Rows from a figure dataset

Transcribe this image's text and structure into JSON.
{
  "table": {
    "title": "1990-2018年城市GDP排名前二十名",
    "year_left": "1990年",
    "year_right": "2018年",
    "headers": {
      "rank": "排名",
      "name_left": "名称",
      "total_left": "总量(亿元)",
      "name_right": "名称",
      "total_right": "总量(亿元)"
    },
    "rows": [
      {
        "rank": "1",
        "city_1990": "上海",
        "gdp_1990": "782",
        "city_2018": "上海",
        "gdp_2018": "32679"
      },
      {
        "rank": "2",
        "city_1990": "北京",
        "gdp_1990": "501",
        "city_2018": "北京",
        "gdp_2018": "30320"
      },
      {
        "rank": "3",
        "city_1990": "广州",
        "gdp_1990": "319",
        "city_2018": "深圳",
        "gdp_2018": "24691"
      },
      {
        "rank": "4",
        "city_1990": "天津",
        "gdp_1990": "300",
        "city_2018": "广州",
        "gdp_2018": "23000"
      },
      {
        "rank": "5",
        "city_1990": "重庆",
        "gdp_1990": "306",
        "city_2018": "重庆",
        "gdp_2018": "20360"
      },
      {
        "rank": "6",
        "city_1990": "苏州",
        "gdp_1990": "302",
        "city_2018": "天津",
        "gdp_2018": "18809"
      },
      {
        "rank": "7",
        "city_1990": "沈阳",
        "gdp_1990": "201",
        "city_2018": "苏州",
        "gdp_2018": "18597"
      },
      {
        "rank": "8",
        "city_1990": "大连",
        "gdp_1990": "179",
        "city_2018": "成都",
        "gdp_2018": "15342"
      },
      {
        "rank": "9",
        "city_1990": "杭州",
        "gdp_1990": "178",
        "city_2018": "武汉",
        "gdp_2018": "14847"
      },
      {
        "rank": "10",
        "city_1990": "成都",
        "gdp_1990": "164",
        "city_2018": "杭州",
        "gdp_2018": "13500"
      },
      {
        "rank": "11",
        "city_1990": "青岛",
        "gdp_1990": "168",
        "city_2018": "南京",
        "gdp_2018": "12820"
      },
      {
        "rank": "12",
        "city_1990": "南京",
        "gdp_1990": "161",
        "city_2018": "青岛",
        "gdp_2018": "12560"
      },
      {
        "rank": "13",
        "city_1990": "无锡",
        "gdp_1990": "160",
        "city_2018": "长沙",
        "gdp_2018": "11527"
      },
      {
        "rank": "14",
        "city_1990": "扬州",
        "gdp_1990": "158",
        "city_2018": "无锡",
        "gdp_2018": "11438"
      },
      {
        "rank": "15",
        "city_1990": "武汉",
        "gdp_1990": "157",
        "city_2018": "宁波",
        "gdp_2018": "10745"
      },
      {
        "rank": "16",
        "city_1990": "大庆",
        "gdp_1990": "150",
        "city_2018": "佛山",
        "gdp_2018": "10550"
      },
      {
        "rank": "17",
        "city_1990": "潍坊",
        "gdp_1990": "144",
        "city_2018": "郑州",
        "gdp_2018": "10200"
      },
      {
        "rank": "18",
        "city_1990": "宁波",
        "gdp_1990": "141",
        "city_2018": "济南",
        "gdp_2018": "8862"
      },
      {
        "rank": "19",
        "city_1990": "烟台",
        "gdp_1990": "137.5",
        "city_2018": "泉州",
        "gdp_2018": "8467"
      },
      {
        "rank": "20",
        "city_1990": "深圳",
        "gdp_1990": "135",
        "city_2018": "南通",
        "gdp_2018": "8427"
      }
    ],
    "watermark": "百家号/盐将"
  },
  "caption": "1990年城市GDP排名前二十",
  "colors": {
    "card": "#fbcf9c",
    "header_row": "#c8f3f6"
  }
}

→ **EXERCISE**: Copy out the whole listing exactly.

→ **FULL RESPONSE**:
Transcribe this image's text and structure into JSON.
{
  "table": {
    "title": "1990-2018年城市GDP排名前二十名",
    "year_left": "1990年",
    "year_right": "2018年",
    "headers": {
      "rank": "排名",
      "name_left": "名称",
      "total_left": "总量(亿元)",
      "name_right": "名称",
      "total_right": "总量(亿元)"
    },
    "rows": [
      {
        "rank": "1",
        "city_1990": "上海",
        "gdp_1990": "782",
        "city_2018": "上海",
        "gdp_2018": "32679"
      },
      {
        "rank": "2",
        "city_1990": "北京",
        "gdp_1990": "501",
        "city_2018": "北京",
        "gdp_2018": "30320"
      },
      {
        "rank": "3",
        "city_1990": "广州",
        "gdp_1990": "319",
        "city_2018": "深圳",
        "gdp_2018": "24691"
      },
      {
        "rank": "4",
        "city_1990": "天津",
        "gdp_1990": "300",
        "city_2018": "广州",
        "gdp_2018": "23000"
      },
      {
        "rank": "5",
        "city_1990": "重庆",
        "gdp_1990": "306",
        "city_2018": "重庆",
        "gdp_2018": "20360"
      },
      {
        "rank": "6",
        "city_1990": "苏州",
        "gdp_1990": "302",
        "city_2018": "天津",
        "gdp_2018": "18809"
      },
      {
        "rank": "7",
        "city_1990": "沈阳",
        "gdp_1990": "201",
        "city_2018": "苏州",
        "gdp_2018": "18597"
      },
      {
        "rank": "8",
        "city_1990": "大连",
        "gdp_1990": "179",
        "city_2018": "成都",
        "gdp_2018": "15342"
      },
      {
        "rank": "9",
        "city_1990": "杭州",
        "gdp_1990": "178",
        "city_2018": "武汉",
        "gdp_2018": "14847"
      },
      {
        "rank": "10",
        "city_1990": "成都",
        "gdp_1990": "164",
        "city_2018": "杭州",
        "gdp_2018": "13500"
      },
      {
        "rank": "11",
        "city_1990": "青岛",
        "gdp_1990": "168",
        "city_2018": "南京",
        "gdp_2018": "12820"
      },
      {
        "rank": "12",
        "city_1990": "南京",
        "gdp_1990": "161",
        "city_2018": "青岛",
        "gdp_2018": "12560"
      },
      {
        "rank": "13",
        "city_1990": "无锡",
        "gdp_1990": "160",
        "city_2018": "长沙",
        "gdp_2018": "11527"
      },
      {
        "rank": "14",
        "city_1990": "扬州",
        "gdp_1990": "158",
        "city_2018": "无锡",
        "gdp_2018": "11438"
      },
      {
        "rank": "15",
        "city_1990": "武汉",
        "gdp_1990": "157",
        "city_2018": "宁波",
        "gdp_2018": "10745"
      },
      {
        "rank": "16",
        "city_1990": "大庆",
        "gdp_1990": "150",
        "city_2018": "佛山",
        "gdp_2018": "10550"
      },
      {
        "rank": "17",
        "city_1990": "潍坊",
        "gdp_1990": "144",
        "city_2018": "郑州",
        "gdp_2018": "10200"
      },
      {
        "rank": "18",
        "city_1990": "宁波",
        "gdp_1990": "141",
        "city_2018": "济南",
        "gdp_2018": "8862"
      },
      {
        "rank": "19",
        "city_1990": "烟台",
        "gdp_1990": "137.5",
        "city_2018": "泉州",
        "gdp_2018": "8467"
      },
      {
        "rank": "20",
        "city_1990": "深圳",
        "gdp_1990": "135",
        "city_2018": "南通",
        "gdp_2018": "8427"
      }
    ],
    "watermark": "百家号/盐将"
  },
  "caption": "1990年城市GDP排名前二十",
  "colors": {
    "card": "#fbcf9c",
    "header_row": "#c8f3f6"
  }
}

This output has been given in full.